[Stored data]
********************

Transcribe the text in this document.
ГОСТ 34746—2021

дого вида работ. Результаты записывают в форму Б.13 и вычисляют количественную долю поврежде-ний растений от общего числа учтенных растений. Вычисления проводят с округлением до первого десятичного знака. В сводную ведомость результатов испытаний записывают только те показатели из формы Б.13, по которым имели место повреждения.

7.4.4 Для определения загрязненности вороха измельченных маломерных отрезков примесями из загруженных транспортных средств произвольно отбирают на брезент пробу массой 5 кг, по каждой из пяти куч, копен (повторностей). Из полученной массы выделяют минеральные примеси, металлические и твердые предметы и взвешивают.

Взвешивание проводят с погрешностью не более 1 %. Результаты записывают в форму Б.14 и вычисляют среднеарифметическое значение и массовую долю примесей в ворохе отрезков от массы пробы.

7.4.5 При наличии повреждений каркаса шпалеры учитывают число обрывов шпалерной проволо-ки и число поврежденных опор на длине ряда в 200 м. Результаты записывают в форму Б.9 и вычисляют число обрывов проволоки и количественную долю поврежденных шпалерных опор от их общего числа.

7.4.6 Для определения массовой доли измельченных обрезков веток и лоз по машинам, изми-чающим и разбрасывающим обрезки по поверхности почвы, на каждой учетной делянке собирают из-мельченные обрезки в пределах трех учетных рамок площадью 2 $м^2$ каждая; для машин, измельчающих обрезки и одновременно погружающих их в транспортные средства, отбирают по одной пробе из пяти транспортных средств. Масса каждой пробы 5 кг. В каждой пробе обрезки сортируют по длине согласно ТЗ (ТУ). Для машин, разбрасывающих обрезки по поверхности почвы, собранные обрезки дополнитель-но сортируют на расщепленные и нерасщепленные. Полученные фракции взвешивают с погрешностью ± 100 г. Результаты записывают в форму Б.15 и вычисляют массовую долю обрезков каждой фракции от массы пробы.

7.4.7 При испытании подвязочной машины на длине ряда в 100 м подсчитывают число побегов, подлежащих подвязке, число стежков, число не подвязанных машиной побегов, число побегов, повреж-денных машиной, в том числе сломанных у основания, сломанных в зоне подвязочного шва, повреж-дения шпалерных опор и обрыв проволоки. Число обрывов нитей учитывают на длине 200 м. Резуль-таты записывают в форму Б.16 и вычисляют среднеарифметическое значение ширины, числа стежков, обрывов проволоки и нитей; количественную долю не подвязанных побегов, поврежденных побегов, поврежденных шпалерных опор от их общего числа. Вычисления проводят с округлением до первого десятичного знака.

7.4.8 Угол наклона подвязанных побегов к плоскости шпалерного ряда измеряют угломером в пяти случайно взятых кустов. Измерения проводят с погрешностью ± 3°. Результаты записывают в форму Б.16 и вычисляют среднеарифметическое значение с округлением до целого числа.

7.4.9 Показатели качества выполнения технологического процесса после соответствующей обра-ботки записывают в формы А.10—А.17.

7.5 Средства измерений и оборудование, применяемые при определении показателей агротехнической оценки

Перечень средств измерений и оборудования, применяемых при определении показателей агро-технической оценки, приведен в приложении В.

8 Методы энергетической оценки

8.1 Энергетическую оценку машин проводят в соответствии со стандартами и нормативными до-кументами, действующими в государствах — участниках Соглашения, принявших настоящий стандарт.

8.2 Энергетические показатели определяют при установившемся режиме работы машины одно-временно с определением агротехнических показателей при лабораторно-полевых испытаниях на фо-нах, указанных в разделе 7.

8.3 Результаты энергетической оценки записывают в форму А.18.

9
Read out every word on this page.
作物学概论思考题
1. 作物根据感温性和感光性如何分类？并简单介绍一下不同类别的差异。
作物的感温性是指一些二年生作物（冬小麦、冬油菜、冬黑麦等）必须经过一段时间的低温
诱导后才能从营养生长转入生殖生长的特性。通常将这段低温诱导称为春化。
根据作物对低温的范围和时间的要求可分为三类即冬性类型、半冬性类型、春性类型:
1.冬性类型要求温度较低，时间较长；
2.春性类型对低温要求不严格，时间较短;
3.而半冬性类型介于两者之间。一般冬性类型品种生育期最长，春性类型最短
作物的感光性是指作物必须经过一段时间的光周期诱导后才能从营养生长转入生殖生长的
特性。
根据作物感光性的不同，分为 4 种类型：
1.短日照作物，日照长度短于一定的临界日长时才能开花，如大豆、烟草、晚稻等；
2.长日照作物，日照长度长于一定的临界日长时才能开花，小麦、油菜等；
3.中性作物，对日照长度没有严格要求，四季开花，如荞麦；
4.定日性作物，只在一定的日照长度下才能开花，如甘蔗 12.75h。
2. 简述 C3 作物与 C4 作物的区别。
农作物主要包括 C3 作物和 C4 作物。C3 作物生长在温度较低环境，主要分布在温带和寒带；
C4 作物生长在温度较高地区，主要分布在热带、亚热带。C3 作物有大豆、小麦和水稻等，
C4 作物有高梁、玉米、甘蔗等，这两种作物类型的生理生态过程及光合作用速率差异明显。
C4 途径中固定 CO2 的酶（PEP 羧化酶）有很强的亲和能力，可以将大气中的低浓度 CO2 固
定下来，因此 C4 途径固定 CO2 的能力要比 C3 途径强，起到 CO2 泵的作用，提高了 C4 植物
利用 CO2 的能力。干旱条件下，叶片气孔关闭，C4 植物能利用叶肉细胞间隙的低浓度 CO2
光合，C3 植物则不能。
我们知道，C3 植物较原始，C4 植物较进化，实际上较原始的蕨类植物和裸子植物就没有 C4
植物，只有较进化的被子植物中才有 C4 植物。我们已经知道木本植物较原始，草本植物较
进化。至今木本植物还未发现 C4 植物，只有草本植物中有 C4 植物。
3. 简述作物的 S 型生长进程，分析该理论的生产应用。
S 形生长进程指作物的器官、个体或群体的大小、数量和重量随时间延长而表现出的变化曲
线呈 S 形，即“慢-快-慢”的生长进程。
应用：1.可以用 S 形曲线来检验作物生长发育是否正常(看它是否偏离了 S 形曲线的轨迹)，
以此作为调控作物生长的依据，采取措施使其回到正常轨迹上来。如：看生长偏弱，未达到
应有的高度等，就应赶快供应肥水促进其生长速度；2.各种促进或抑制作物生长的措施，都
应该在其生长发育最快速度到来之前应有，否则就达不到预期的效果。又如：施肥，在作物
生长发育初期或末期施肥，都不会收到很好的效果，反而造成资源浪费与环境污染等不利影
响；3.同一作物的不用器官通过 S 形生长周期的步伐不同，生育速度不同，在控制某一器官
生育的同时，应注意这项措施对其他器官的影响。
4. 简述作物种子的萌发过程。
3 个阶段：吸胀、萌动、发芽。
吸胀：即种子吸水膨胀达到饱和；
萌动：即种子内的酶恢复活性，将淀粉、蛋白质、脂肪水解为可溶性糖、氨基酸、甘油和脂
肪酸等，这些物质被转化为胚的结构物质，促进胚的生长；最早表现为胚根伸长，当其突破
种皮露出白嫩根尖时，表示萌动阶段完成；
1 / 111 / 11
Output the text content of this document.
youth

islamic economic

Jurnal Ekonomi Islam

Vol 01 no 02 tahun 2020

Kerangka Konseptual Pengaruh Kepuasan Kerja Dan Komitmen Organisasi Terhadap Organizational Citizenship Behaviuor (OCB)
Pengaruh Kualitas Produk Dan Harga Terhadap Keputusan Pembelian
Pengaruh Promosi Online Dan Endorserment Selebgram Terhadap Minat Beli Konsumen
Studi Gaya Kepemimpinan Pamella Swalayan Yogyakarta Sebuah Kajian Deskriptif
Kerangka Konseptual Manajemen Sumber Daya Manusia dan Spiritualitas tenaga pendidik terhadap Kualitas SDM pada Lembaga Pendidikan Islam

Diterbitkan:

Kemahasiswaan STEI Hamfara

********************

■ Requirement
Scan the listing above and copy all lines containing the word "document".

■ Exercise answer
Transcribe the text in this document.
Output the text content of this document.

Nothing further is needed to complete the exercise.